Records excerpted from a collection

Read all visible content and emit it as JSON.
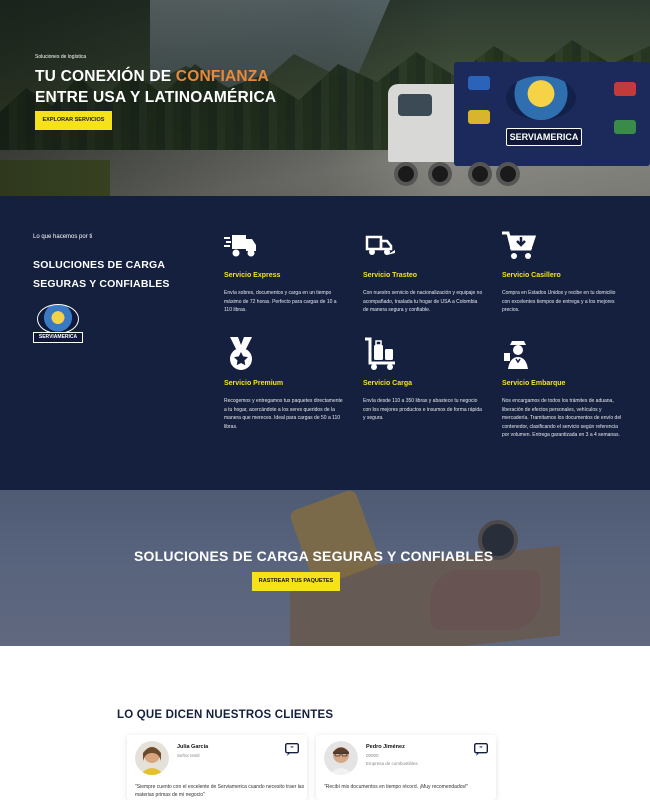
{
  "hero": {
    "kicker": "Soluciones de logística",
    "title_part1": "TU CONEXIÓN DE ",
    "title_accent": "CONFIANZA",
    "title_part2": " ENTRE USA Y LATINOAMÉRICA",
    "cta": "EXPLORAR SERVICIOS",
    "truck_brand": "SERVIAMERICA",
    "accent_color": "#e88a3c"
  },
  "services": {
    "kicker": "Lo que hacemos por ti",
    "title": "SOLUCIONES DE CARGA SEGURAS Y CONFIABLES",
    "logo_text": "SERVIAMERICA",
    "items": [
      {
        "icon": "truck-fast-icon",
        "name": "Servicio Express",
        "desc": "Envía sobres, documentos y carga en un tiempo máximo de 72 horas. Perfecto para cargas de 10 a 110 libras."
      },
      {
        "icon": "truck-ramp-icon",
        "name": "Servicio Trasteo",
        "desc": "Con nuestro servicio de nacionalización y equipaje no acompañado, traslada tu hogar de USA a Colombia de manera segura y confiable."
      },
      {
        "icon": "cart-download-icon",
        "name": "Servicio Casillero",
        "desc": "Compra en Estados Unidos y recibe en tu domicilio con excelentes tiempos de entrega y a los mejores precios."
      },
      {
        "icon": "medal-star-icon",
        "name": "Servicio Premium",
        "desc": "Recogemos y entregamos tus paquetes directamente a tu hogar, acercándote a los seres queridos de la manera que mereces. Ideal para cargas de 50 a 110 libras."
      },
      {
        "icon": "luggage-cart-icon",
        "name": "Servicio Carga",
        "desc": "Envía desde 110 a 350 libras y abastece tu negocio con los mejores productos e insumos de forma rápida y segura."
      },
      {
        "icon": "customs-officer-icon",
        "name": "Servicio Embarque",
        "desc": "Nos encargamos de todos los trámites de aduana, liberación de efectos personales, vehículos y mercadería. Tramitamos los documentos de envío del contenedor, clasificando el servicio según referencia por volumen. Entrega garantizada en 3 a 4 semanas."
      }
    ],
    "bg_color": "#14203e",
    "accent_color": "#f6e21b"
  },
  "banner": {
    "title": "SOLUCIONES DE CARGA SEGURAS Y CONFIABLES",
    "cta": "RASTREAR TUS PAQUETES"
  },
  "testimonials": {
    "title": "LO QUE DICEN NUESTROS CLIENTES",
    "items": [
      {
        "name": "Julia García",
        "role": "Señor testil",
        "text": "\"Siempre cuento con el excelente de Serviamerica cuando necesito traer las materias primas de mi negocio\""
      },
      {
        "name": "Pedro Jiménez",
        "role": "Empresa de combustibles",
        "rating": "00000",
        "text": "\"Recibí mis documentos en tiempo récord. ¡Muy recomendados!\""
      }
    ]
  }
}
...
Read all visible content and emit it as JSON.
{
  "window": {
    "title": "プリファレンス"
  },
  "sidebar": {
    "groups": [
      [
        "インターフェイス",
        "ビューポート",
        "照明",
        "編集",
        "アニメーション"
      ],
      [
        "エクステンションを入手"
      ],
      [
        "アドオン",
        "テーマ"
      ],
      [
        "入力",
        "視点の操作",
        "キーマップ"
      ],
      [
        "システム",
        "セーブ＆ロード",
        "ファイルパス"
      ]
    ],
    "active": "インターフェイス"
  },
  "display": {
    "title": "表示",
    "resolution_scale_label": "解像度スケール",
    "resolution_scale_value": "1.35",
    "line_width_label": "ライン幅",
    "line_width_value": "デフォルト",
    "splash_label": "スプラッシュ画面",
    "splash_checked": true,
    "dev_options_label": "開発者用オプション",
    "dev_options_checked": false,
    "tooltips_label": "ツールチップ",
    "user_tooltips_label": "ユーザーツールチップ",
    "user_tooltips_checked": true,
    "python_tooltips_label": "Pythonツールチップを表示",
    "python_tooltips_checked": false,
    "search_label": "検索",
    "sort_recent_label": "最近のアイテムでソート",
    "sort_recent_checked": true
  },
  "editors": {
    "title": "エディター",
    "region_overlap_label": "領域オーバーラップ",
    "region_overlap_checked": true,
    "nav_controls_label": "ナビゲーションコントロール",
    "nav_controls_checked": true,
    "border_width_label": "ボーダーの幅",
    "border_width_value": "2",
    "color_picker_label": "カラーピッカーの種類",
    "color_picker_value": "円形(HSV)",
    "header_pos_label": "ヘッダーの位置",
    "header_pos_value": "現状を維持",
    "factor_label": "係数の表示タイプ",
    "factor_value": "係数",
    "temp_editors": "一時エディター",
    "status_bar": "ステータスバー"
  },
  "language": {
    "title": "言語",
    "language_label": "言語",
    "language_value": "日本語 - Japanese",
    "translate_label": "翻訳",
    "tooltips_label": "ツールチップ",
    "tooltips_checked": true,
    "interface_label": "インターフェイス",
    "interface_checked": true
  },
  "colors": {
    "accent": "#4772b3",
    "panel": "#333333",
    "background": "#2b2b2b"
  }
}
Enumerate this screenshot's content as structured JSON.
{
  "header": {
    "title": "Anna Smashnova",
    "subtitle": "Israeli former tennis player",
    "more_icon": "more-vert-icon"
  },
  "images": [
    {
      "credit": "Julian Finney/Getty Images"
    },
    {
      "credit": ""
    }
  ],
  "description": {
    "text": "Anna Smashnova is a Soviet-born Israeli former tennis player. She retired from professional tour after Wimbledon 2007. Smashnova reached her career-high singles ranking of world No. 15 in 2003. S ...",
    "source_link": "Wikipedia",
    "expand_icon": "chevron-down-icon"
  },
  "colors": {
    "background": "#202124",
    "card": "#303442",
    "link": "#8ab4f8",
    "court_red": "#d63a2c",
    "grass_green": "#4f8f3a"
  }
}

• **What to do**:
Copy out every line holding the string "Anna".

• **Task output**:
    "title": "Anna Smashnova",
    "text": "Anna Smashnova is a Soviet-born Israeli former tennis player. She retired from professional tour after Wimbledon 2007. Smashnova reached her career-high singles ranking of world No. 15 in 2003. S ...",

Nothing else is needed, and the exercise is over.